**EXTRACTED TEXT:**

Houston Methodist. Leading Medicine

Hip FAQ

Question:

We are trying to help Dad navigate his upcoming hip surgery. The surgeon is suggesting going with a cemented implant. They are only doing a half-joint replacement. We understand the two options are cemented versus cementless. What's best?

Answer:

Many studies have been done comparing these two approaches when putting in a partial hip replacement. This type of implant is called a hemiarthroplasty. Although there are pros and cons to both, the results are more favorable for cemented fixation. The studies were focused on the femoral head, neck, and stem portion of the implant. Patients receiving a cemented hemiarthroplasty had less thigh pain, faster recovery, and better overall function. Patients with cementless stems required the use of a walking aid (walker, cane, crutches) more often when compared with cemented implants. The final outcome was higher patient satisfaction among the cemented group. There have been reports of fracture around the implant when cementless components were used. Patients who received the cementless type were older, so age may be a factor. Surgeon preference and experience are also important. Results are likely to be better when the surgeon works with what is familiar and comfortable. Take your cues from him or her. Unless there are medical reasons to go with a cementless implant, follow the recommendation made by your surgeon. Ryan G. Miyamoto, MD, et al. Surgical Management of Hip Fractures: An Evidence-Based Review of the Literature. I: Femoral Neck Fractures. In Journal of the American Academy of Orthopaedic Surgeons. October 2008. Vol. 16. No. 10. Pp. 596-607.

**PROVIDED MATERIAL:**
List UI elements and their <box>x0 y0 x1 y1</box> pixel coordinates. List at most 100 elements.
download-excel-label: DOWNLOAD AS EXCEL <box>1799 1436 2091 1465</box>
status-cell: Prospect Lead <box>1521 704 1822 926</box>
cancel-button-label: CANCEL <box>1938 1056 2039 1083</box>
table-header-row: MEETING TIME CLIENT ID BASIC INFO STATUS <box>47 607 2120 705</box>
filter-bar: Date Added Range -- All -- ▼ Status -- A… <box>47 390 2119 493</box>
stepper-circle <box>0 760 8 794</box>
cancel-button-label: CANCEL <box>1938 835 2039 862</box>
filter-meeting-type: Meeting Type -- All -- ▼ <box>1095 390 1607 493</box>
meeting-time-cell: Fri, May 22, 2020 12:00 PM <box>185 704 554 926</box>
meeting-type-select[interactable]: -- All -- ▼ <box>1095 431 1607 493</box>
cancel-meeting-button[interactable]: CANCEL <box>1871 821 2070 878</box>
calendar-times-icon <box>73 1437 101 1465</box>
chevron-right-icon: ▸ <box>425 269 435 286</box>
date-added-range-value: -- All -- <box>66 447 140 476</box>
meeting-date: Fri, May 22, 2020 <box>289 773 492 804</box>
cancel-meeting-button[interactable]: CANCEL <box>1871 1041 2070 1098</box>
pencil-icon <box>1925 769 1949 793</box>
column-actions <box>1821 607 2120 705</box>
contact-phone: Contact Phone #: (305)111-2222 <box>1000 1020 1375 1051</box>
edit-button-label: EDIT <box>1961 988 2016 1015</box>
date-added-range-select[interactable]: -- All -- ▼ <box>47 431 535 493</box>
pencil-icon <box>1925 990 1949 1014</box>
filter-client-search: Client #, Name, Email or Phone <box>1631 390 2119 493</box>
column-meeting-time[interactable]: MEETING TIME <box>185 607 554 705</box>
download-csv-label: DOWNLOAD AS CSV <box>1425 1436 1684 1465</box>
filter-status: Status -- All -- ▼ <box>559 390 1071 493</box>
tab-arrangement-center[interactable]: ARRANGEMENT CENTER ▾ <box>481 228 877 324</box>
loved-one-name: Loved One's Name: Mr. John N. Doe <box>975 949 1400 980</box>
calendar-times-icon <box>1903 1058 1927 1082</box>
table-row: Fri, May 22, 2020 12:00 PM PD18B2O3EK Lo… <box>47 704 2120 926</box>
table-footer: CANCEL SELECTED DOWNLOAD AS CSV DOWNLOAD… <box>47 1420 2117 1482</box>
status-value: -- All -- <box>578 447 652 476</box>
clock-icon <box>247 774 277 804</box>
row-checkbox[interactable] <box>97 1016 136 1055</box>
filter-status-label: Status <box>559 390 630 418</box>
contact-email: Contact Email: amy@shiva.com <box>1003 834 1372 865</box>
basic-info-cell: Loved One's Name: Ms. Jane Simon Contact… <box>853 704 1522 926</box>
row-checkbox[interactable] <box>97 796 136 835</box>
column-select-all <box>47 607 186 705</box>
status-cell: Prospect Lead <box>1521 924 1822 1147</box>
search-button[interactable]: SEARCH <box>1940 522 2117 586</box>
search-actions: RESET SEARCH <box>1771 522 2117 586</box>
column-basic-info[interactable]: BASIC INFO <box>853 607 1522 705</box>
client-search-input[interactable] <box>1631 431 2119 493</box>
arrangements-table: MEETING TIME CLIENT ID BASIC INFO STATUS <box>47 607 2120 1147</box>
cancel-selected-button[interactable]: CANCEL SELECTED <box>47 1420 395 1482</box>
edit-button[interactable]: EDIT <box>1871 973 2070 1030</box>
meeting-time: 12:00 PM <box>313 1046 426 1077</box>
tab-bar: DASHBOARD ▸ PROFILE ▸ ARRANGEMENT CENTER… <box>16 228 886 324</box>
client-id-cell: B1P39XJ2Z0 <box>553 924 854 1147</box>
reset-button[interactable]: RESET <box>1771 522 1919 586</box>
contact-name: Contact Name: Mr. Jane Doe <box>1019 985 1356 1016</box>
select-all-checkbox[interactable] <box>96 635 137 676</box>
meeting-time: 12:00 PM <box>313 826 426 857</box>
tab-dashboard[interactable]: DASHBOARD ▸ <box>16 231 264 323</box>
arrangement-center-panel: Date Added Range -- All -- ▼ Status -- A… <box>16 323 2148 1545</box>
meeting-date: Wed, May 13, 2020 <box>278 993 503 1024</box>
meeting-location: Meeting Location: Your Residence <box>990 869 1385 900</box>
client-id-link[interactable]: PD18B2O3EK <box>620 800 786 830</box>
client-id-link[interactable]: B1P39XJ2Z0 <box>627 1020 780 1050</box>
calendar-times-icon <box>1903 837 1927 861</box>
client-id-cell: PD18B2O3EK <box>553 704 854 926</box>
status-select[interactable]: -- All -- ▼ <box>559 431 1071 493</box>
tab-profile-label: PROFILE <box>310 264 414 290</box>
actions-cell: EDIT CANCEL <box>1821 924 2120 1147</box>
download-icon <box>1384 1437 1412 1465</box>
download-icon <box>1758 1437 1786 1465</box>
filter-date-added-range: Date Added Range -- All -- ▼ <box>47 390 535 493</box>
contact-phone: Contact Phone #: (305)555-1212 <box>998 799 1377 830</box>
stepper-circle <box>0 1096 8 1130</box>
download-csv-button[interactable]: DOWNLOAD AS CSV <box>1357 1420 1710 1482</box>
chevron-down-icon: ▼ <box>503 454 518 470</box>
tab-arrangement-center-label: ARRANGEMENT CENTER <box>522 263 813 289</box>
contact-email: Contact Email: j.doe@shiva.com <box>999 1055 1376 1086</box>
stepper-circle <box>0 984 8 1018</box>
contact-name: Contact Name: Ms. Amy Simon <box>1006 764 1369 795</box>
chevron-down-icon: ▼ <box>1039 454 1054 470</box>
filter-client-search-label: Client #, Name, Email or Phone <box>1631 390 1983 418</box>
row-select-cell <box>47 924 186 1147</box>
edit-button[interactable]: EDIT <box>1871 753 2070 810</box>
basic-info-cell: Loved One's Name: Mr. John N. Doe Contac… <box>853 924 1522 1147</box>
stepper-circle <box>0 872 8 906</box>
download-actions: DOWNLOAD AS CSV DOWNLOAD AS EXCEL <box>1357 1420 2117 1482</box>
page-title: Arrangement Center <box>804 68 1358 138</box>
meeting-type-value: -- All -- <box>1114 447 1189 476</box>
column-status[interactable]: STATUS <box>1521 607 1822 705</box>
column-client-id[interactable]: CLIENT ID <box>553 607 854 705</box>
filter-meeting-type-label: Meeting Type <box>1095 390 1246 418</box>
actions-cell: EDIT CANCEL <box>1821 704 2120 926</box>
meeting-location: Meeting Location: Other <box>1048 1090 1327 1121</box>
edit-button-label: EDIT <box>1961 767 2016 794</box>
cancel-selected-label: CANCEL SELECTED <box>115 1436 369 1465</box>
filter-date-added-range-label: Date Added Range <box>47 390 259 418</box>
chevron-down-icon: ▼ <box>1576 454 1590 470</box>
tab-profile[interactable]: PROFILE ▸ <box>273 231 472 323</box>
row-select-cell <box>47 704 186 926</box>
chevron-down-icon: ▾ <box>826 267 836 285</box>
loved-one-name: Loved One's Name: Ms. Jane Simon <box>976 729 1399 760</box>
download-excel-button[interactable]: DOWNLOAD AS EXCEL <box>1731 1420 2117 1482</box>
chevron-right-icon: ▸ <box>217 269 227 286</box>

**TASKS AND EXERCISES:**
A. Decide whether each statement agrees with the hip FAQ. For each, answer yes or no and quote the words from the FAQ that decide it. (i) Patients with cemented implants needed a walking aid more often. (ii) The studies looked at the femoral head, neck, and stem portion of the implant. (iii) The patients who received the cementless type were younger.
B. Carry on the hip FAQ from the point where its text ends.

**OUTPUTS IN ORDER:**
A.
(i) No: "Patients with cementless stems required the use of a walking aid (walker, cane, crutches) more often when compared with cemented implants."
(ii) Yes: "The studies were focused on the femoral head, neck, and stem portion of the implant."
(iii) No: "Patients who received the cementless type were older, so age may be a factor."

B.
*Disclaimer:* The information contained herein is compiled from a variety of sources. It may not be complete or timely. It does not cover all diseases, physical conditions, ailments or treatments. The information should NOT be used in place of visit with your healthcare provider, nor should you disregard the advice of your health care provider because of any information you read in this topic.